### SELECTED EXCERPT

###

Trying to train a neural  network to classify images is a challenge. You need a large amount of data and compute power to train models from scratch. Customers that I've worked for typically don't have the data or the compute power to train image classifiers from scratch. Luckily, they don't have to because there's a nice trick that will speed up the process quite a bit.

In this post I will show you how you can use pre-trained models and transfer-learning to build image classification models in CNTK with ease.

You can get the code for this post over in my Azure notebooks collection: https://notebooks.azure.com/FizzyHacks/projects/cntk/tree/transfer-learning

If you're looking to train an image classifier based on an existing model you'll need to follow a two step process:

  1. Load and modify a pre-trained model
  2. Refine the modified model with more data

To show you how easy it is to use transfer-learning, we're going to use a pre-trained model to build a hotdog or dog model. This model is capable of distinguishing between a hotdog and a hot dog (teckle). Not very useful, I know, but I had to think  of something to demonstrate transfer-learning.

Loading and modifying a pre-trained model

To start out, we're going to take a look at how to load and modify pre-trained models.

CNTK comes with a number of pre-trained models specifically trained on image data. You can find all of the trained models on Github: https://github.com/Microsoft/CNTK/tree/master/PretrainedModels

We're going to load the pre-trained Resnet18 model. The Resnet18 model is a relatively small state-of-the-art image recognition network. Because it's small we can train it relatively fast on a CPU especially since we're going to refine a pre-trained model.

First, we're going to download the pre-trained model and load it into memory.

Loading the pre-trained model

To load the pre-trained Resnet18 model we need the following piece of code:

import os
from urllib.request import urlretrieve
import cntk as C

url = 'https://www.cntk.ai/Models/CNTK_Pretrained/ResNet18_ImageNet_CNTK.model'
model_file = os.path.join('models', 'resnet18.model')

if not os.path.exists(model_file):
    print('Model not found on disk.')
    print('Downloading %s to %s' % (url, model_file))

    os.makedirs('models', exist_ok=True)
    urlretrieve(url, model_file)

It performs the following steps:

  1. First, it checks if the model is available on disk so we don't download it twice
  2. Next, it creates a new model folder if the path doesn't exist yet
  3. Then, it uses the urlretrieve function to download the model

After the model is downloaded we can load the model using the following code:

base_model = C.load_model(model_file)

This code uses the load_model function to load the model graph from disk.

Once we have the model loaded, we can start to modify it.

Modifying the model

The current model doesn't fit the use-case that we're trying to implement. The pre-trained Resnet18 model requires normalized image data as input. The output of the model has 1000 neurons corresponding to the 1000 classes it can predict.

We don't have normalized data, we're using some images pulled from Google image search so we need to account for that. Also, we're only going to predict two classes: hotdog or dog. So we need to modify a few things.

We're going to perform a three step modification:

  1. First, we clone the layers that we need to reuse and freeze them to keep the trained parameters from the original model.
  2. Next, we're going to replace the input variable with a setup that normalizes the input data.
  3. Finally, we're going to attach a new output layer to the model so we only have two output neurons corresponding to the two classes that we have.

Let's start by cloning the layers that we're going to reuse.

Cloning the layers

Every CNTK graph has a method called clone that you can use to copy layers. You can choose to copy the layers with changeable weights or with frozen weights.

###

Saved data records

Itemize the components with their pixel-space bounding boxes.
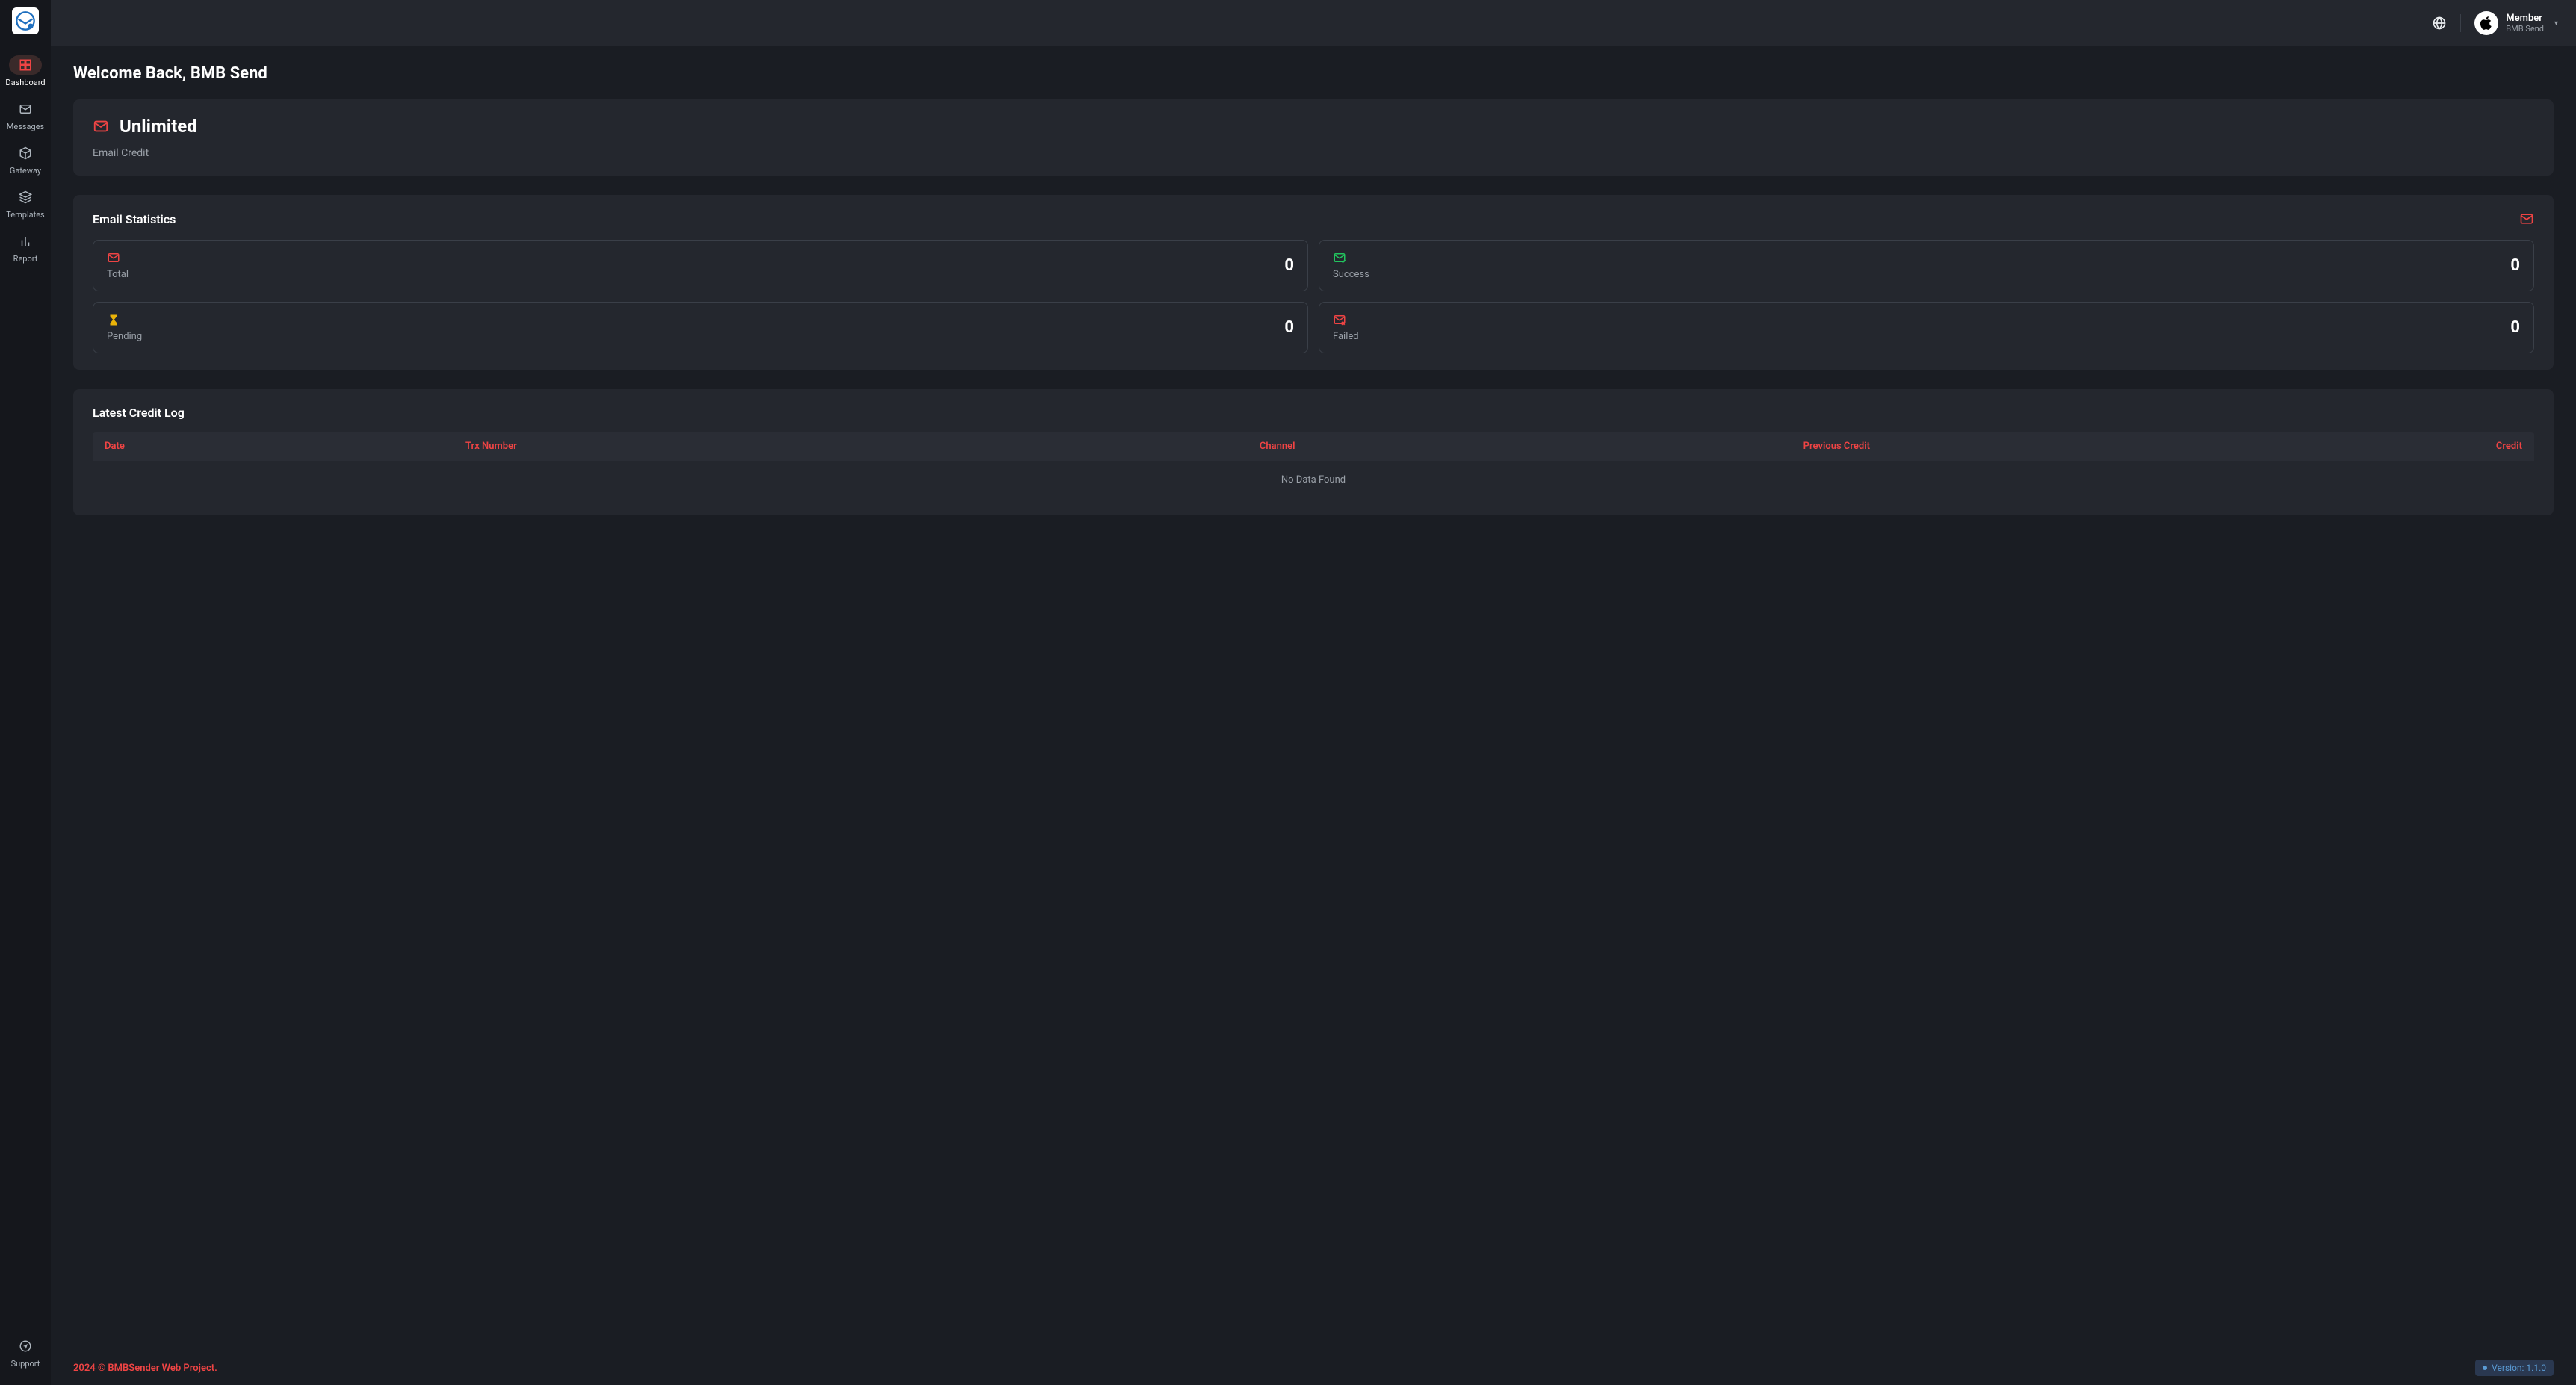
stat-label: Success	[1333, 269, 1369, 280]
mail-icon	[2519, 211, 2534, 226]
dot-icon	[2483, 1366, 2487, 1370]
app-logo[interactable]	[12, 7, 39, 34]
sidebar-item-label: Gateway	[10, 166, 41, 176]
credit-label: Email Credit	[93, 147, 2534, 159]
stat-box-total: Total 0	[93, 240, 1308, 291]
hourglass-icon	[107, 313, 120, 326]
logo-icon	[15, 10, 36, 31]
column-header: Credit	[2161, 441, 2522, 452]
nav-items: Dashboard Messages Gateway Templates Rep…	[0, 49, 51, 270]
sidebar-item-label: Messages	[7, 122, 44, 131]
apple-icon	[2479, 16, 2494, 31]
stats-title: Email Statistics	[93, 212, 176, 226]
mail-x-icon	[1333, 313, 1346, 326]
sidebar-item-messages[interactable]: Messages	[0, 93, 51, 137]
stat-box-success: Success 0	[1319, 240, 2534, 291]
stat-label: Total	[107, 269, 129, 280]
globe-icon[interactable]	[2432, 16, 2447, 31]
stat-value: 0	[1284, 256, 1294, 275]
log-card: Latest Credit Log Date Trx Number Channe…	[73, 389, 2554, 515]
mail-icon	[93, 118, 109, 134]
user-name: BMB Send	[2506, 24, 2544, 34]
sidebar-item-report[interactable]: Report	[0, 226, 51, 270]
sidebar-item-templates[interactable]: Templates	[0, 182, 51, 226]
footer: 2024 © BMBSender Web Project. Version: 1…	[51, 1351, 2576, 1385]
column-header: Previous Credit	[1512, 441, 2161, 452]
sidebar-item-label: Templates	[6, 210, 44, 220]
empty-state: No Data Found	[93, 461, 2534, 499]
version-text: Version: 1.1.0	[2492, 1363, 2546, 1373]
bar-chart-icon	[19, 235, 32, 248]
mail-icon	[107, 251, 120, 264]
stat-value: 0	[2510, 318, 2520, 337]
stat-value: 0	[2510, 256, 2520, 275]
stat-label: Failed	[1333, 331, 1359, 342]
column-header: Channel	[1043, 441, 1512, 452]
avatar	[2474, 11, 2498, 35]
main-area: Member BMB Send ▾ Welcome Back, BMB Send…	[51, 0, 2576, 1385]
page-title: Welcome Back, BMB Send	[73, 64, 2554, 83]
content-area: Welcome Back, BMB Send Unlimited Email C…	[51, 46, 2576, 1351]
sidebar-item-label: Dashboard	[5, 78, 45, 87]
stat-box-failed: Failed 0	[1319, 302, 2534, 353]
send-icon	[19, 1339, 32, 1353]
sidebar-item-label: Support	[11, 1359, 40, 1369]
grid-icon	[19, 58, 32, 72]
stats-card: Email Statistics Total 0 Success 0	[73, 195, 2554, 370]
copyright: 2024 © BMBSender Web Project.	[73, 1363, 217, 1374]
mail-icon	[19, 102, 32, 116]
credit-log-table: Date Trx Number Channel Previous Credit …	[93, 432, 2534, 499]
layers-icon	[19, 190, 32, 204]
sidebar-item-dashboard[interactable]: Dashboard	[0, 49, 51, 93]
cube-icon	[19, 146, 32, 160]
credit-amount: Unlimited	[120, 116, 197, 137]
column-header: Trx Number	[465, 441, 1043, 452]
credit-card: Unlimited Email Credit	[73, 99, 2554, 176]
user-menu[interactable]: Member BMB Send ▾	[2474, 11, 2558, 35]
sidebar: Dashboard Messages Gateway Templates Rep…	[0, 0, 51, 1385]
column-header: Date	[105, 441, 465, 452]
log-title: Latest Credit Log	[93, 406, 2534, 420]
sidebar-item-gateway[interactable]: Gateway	[0, 137, 51, 182]
sidebar-item-label: Report	[13, 254, 38, 264]
stat-box-pending: Pending 0	[93, 302, 1308, 353]
user-role: Member	[2506, 13, 2544, 25]
topbar: Member BMB Send ▾	[51, 0, 2576, 46]
sidebar-item-support[interactable]: Support	[0, 1330, 51, 1375]
version-badge[interactable]: Version: 1.1.0	[2475, 1360, 2554, 1376]
mail-check-icon	[1333, 251, 1346, 264]
table-header-row: Date Trx Number Channel Previous Credit …	[93, 432, 2534, 461]
stat-label: Pending	[107, 331, 142, 342]
stat-value: 0	[1284, 318, 1294, 337]
divider	[2460, 14, 2461, 32]
chevron-down-icon: ▾	[2554, 19, 2558, 28]
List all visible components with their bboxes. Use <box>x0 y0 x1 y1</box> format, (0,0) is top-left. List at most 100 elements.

###

### TASK INSTRUCTIONS
• 1. From the records, quote the lines starting at the one containing "269, 1369, 280]" and ending at the one containing "251, 120, 264]", both included.
• 2. Continue the post on transfer learning with CNTK from its last sentence.
The records are unrelated to the text.

### RESULTS OF THE EXERCISE
• 1.
stat-label: Success	[1333, 269, 1369, 280]
mail-icon	[2519, 211, 2534, 226]
dot-icon	[2483, 1366, 2487, 1370]
app-logo[interactable]	[12, 7, 39, 34]
sidebar-item-label: Gateway	[10, 166, 41, 176]
credit-label: Email Credit	[93, 147, 2534, 159]
stat-box-total: Total 0	[93, 240, 1308, 291]
hourglass-icon	[107, 313, 120, 326]
logo-icon	[15, 10, 36, 31]
column-header: Credit	[2161, 441, 2522, 452]
nav-items: Dashboard Messages Gateway Templates Rep…	[0, 49, 51, 270]
sidebar-item-label: Messages	[7, 122, 44, 131]
apple-icon	[2479, 16, 2494, 31]
stats-title: Email Statistics	[93, 212, 176, 226]
mail-x-icon	[1333, 313, 1346, 326]
sidebar-item-messages[interactable]: Messages	[0, 93, 51, 137]
stat-box-success: Success 0	[1319, 240, 2534, 291]
stat-label: Total	[107, 269, 129, 280]
globe-icon[interactable]	[2432, 16, 2447, 31]
stat-value: 0	[1284, 256, 1294, 275]
log-card: Latest Credit Log Date Trx Number Channe…	[73, 389, 2554, 515]
mail-icon	[93, 118, 109, 134]
user-name: BMB Send	[2506, 24, 2544, 34]
sidebar-item-report[interactable]: Report	[0, 226, 51, 270]
sidebar-item-templates[interactable]: Templates	[0, 182, 51, 226]
footer: 2024 © BMBSender Web Project. Version: 1…	[51, 1351, 2576, 1385]
column-header: Previous Credit	[1512, 441, 2161, 452]
sidebar-item-label: Templates	[6, 210, 44, 220]
empty-state: No Data Found	[93, 461, 2534, 499]
version-text: Version: 1.1.0	[2492, 1363, 2546, 1373]
bar-chart-icon	[19, 235, 32, 248]
mail-icon	[107, 251, 120, 264]

• 2.
We're going to clone all layers except for the original input variable and the output layer of the network. For this we need to locate the input variable and output layer in the graph using the following code:

features_node = C.logging.graph.find_by_name(base_model, 'features')
last_node = C.logging.graph.find_by_name(base_model, 'z.x')

The code performs the following steps:

  1. First, we find the features node in the base model, this is the input variable
  2. Next, we find the z.x node, which is the input node for the final layer in the base model.

Now that we have the pointers in the base model that we need we can clone the layers that we want to reuse using the following code:

cloned_layers = C.combine([last_node.owner]).clone(
        C.CloneMethod.freeze, 
        { features_node: C.placeholder(name='features') })

This code performs the following steps:

  1. First, it creates a new model function using the combine operator. This takes the owner of the last layer, so we skip the output layer.
  2. Next, it clones the function up to the second-to-last layer. We specify that we want to freeze the parameters in the model and use a placeholder for the features node in the model.

The output of the code is a cloned set of layers that we can't optimize further. Now we can start to connect a new input and output layer to this set of cloned layers.

Attaching a new input layer to the model

In the previous section we've cloned the pre-trained model and removed the input and output layer of the model. In our new model we want to be able to feed in raw pixel data that isn't normalized. The model should normalize the raw pixel data before it is passed through the next of the model.

The following code demonstrates how to create a new input variable and input layer for the model:

features_input = C.input_variable((3,224,224), name='features')
normalized_features = features_input - C.Constant(114)

The code performs the following steps:

  1. First, we create a new input variable with three channels and a size of 224x224 pixels so we can feed images into the model.
  2. Then, we take the features from the input variable and subtract a constant value of 114 from all three channels. This normalizes the data to a format that the model understands.

Once we have the input layer, we can attach it to our cloned layers using the following code:

z = cloned_layers(normalized_features)

When we invoke the cloned_layers variable as a function and feed it the normalized_features variable, we get back a new model function that connects the input to the model.

With the input connected, let's take a look at connecting the new output layer next.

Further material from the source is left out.